--- START OF SUPPLIED DATA ---

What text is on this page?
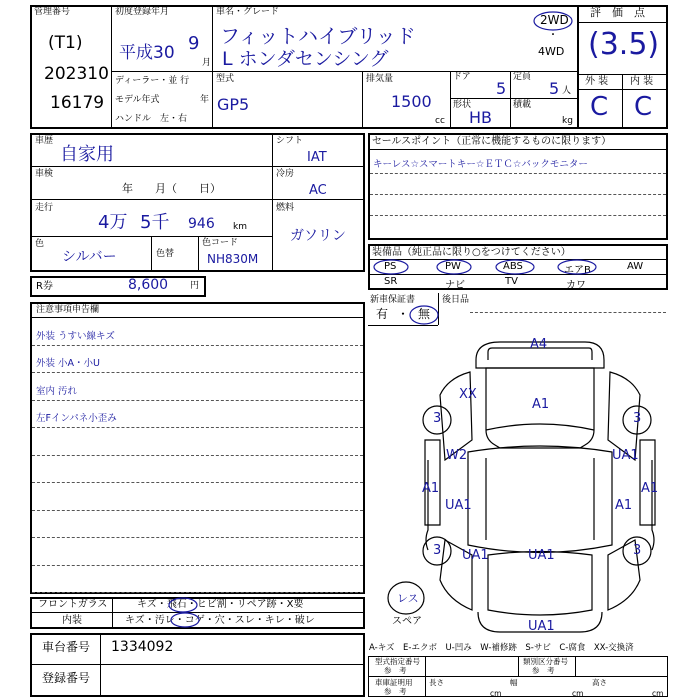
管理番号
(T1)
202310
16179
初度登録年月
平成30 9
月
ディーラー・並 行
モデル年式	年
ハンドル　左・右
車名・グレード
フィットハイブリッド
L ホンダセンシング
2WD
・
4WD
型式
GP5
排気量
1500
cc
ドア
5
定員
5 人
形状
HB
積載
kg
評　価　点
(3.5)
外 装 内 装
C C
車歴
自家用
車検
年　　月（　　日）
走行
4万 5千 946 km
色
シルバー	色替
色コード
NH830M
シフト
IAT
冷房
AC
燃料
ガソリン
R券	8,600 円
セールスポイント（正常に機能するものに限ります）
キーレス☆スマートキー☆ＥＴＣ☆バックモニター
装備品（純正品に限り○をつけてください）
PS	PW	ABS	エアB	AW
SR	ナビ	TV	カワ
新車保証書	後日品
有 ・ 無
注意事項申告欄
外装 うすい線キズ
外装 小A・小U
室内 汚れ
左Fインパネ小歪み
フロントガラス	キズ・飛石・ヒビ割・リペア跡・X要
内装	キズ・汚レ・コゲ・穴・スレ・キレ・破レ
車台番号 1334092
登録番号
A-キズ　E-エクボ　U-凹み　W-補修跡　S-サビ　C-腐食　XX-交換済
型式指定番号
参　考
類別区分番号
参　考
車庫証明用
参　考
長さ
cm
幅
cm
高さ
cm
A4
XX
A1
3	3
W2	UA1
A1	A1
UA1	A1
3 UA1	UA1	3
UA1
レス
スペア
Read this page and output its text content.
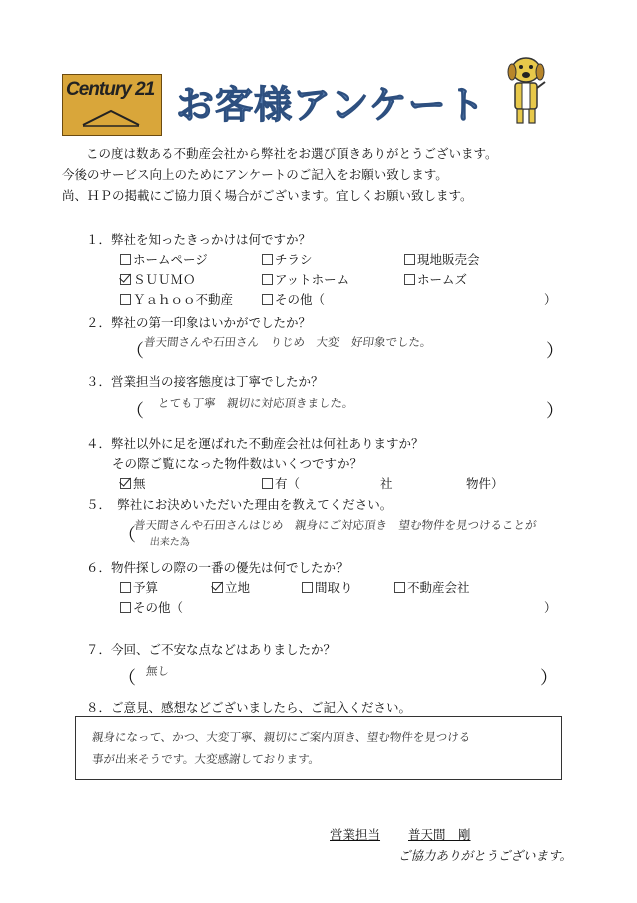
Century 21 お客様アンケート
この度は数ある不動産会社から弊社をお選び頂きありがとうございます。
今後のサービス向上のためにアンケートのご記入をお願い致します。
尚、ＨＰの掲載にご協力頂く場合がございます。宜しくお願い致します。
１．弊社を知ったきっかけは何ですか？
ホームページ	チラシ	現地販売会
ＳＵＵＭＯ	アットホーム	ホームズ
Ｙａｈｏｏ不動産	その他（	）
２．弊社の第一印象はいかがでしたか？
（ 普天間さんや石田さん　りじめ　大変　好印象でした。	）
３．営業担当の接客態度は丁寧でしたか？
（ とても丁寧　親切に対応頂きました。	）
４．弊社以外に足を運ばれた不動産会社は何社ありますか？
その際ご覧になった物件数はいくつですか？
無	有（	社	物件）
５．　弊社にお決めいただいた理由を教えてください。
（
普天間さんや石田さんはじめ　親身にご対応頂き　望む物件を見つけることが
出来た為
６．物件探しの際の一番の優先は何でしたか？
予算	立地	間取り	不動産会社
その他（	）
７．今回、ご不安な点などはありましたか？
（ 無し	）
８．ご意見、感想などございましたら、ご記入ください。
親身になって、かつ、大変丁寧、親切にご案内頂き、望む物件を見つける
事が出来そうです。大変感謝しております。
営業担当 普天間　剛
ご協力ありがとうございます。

--- END OF SUPPLIED DATA ---

# WHAT IS REQUIRED:
Copy every entry exactly as written. Pictures are excluded.

# TASK ANSWER:
What text is on this page?
管理番号
(T1)
202310
16179
初度登録年月
平成30 9
月
ディーラー・並 行
モデル年式	年
ハンドル　左・右
車名・グレード
フィットハイブリッド
L ホンダセンシング
2WD
・
4WD
型式
GP5
排気量
1500
cc
ドア
5
定員
5 人
形状
HB
積載
kg
評　価　点
(3.5)
外 装 内 装
C C
車歴
自家用
車検
年　　月（　　日）
走行
4万 5千 946 km
色
シルバー	色替
色コード
NH830M
シフト
IAT
冷房
AC
燃料
ガソリン
R券	8,600 円
セールスポイント（正常に機能するものに限ります）
キーレス☆スマートキー☆ＥＴＣ☆バックモニター
装備品（純正品に限り○をつけてください）
PS	PW	ABS	エアB	AW
SR	ナビ	TV	カワ
新車保証書	後日品
有 ・ 無
注意事項申告欄
外装 うすい線キズ
外装 小A・小U
室内 汚れ
左Fインパネ小歪み
フロントガラス	キズ・飛石・ヒビ割・リペア跡・X要
内装	キズ・汚レ・コゲ・穴・スレ・キレ・破レ
車台番号 1334092
登録番号
A-キズ　E-エクボ　U-凹み　W-補修跡　S-サビ　C-腐食　XX-交換済
型式指定番号
参　考
類別区分番号
参　考
車庫証明用
参　考
長さ
cm
幅
cm
高さ
cm
A4
XX
A1
3	3
W2	UA1
A1	A1
UA1	A1
3 UA1	UA1	3
UA1
レス
スペア
Read this page and output its text content.
Century 21 お客様アンケート
この度は数ある不動産会社から弊社をお選び頂きありがとうございます。
今後のサービス向上のためにアンケートのご記入をお願い致します。
尚、ＨＰの掲載にご協力頂く場合がございます。宜しくお願い致します。
１．弊社を知ったきっかけは何ですか？
ホームページ	チラシ	現地販売会
ＳＵＵＭＯ	アットホーム	ホームズ
Ｙａｈｏｏ不動産	その他（	）
２．弊社の第一印象はいかがでしたか？
（ 普天間さんや石田さん　りじめ　大変　好印象でした。	）
３．営業担当の接客態度は丁寧でしたか？
（ とても丁寧　親切に対応頂きました。	）
４．弊社以外に足を運ばれた不動産会社は何社ありますか？
その際ご覧になった物件数はいくつですか？
無	有（	社	物件）
５．　弊社にお決めいただいた理由を教えてください。
（
普天間さんや石田さんはじめ　親身にご対応頂き　望む物件を見つけることが
出来た為
６．物件探しの際の一番の優先は何でしたか？
予算	立地	間取り	不動産会社
その他（	）
７．今回、ご不安な点などはありましたか？
（ 無し	）
８．ご意見、感想などございましたら、ご記入ください。
親身になって、かつ、大変丁寧、親切にご案内頂き、望む物件を見つける
事が出来そうです。大変感謝しております。
営業担当 普天間　剛
ご協力ありがとうございます。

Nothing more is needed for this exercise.